**Task brief:**
Gather the lines from the material that contain "text".

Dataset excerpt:
__________

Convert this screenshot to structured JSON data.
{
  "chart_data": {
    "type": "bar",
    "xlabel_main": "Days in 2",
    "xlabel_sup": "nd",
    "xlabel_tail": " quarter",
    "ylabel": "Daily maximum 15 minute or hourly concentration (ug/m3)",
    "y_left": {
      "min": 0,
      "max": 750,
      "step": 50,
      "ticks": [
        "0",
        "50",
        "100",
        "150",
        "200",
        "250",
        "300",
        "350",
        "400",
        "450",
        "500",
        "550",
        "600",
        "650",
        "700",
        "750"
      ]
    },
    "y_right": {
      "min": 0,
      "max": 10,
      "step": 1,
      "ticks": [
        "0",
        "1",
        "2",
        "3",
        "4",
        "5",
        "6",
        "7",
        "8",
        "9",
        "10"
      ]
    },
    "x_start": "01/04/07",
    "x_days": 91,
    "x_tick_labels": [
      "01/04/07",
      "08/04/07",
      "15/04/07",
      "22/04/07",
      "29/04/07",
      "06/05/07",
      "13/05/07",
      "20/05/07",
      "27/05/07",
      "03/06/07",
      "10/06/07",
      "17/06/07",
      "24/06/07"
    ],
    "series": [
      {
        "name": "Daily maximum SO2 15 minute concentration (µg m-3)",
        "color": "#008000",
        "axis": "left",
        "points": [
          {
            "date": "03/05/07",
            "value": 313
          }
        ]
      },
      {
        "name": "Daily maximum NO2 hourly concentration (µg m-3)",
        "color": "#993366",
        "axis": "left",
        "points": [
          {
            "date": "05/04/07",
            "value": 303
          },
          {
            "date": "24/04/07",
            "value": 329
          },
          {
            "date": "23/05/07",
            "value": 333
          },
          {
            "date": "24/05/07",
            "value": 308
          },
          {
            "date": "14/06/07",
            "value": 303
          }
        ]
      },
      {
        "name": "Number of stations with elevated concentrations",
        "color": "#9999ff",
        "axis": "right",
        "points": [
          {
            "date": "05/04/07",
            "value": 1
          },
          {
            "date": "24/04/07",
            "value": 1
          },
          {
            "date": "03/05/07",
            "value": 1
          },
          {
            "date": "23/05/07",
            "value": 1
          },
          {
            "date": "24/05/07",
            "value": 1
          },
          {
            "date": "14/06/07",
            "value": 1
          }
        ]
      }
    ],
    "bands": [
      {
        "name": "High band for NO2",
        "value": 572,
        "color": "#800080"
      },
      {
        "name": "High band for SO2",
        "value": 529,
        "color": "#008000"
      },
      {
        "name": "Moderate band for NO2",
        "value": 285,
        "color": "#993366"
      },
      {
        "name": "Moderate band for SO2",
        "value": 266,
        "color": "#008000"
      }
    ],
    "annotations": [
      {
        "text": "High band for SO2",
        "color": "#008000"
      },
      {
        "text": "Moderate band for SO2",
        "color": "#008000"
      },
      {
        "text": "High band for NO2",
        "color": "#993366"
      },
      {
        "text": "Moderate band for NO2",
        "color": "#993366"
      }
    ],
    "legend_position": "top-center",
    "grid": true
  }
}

__________

**Solved problem:**
        "text": "High band for SO2",
        "text": "Moderate band for SO2",
        "text": "High band for NO2",
        "text": "Moderate band for NO2",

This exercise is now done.